(Items listed in a dataset)
---+---
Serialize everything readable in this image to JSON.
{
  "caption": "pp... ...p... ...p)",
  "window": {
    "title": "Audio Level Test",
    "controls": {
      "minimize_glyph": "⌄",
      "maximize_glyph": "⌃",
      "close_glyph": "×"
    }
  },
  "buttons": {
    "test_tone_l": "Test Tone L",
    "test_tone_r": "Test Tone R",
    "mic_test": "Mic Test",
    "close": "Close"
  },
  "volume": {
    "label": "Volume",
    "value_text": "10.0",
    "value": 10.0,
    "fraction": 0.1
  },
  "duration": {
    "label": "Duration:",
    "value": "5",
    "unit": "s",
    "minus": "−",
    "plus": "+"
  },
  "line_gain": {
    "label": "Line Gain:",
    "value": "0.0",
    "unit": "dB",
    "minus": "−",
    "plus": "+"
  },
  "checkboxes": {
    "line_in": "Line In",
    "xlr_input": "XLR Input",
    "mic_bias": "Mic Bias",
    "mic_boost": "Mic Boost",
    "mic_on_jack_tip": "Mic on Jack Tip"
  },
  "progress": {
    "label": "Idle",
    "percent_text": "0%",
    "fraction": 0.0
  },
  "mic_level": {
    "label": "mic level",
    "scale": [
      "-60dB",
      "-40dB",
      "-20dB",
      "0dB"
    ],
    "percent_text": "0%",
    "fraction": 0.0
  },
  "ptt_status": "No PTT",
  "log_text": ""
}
---+---
Copy all the lines, exactly.

The solution
Serialize everything readable in this image to JSON.
{
  "caption": "pp... ...p... ...p)",
  "window": {
    "title": "Audio Level Test",
    "controls": {
      "minimize_glyph": "⌄",
      "maximize_glyph": "⌃",
      "close_glyph": "×"
    }
  },
  "buttons": {
    "test_tone_l": "Test Tone L",
    "test_tone_r": "Test Tone R",
    "mic_test": "Mic Test",
    "close": "Close"
  },
  "volume": {
    "label": "Volume",
    "value_text": "10.0",
    "value": 10.0,
    "fraction": 0.1
  },
  "duration": {
    "label": "Duration:",
    "value": "5",
    "unit": "s",
    "minus": "−",
    "plus": "+"
  },
  "line_gain": {
    "label": "Line Gain:",
    "value": "0.0",
    "unit": "dB",
    "minus": "−",
    "plus": "+"
  },
  "checkboxes": {
    "line_in": "Line In",
    "xlr_input": "XLR Input",
    "mic_bias": "Mic Bias",
    "mic_boost": "Mic Boost",
    "mic_on_jack_tip": "Mic on Jack Tip"
  },
  "progress": {
    "label": "Idle",
    "percent_text": "0%",
    "fraction": 0.0
  },
  "mic_level": {
    "label": "mic level",
    "scale": [
      "-60dB",
      "-40dB",
      "-20dB",
      "0dB"
    ],
    "percent_text": "0%",
    "fraction": 0.0
  },
  "ptt_status": "No PTT",
  "log_text": ""
}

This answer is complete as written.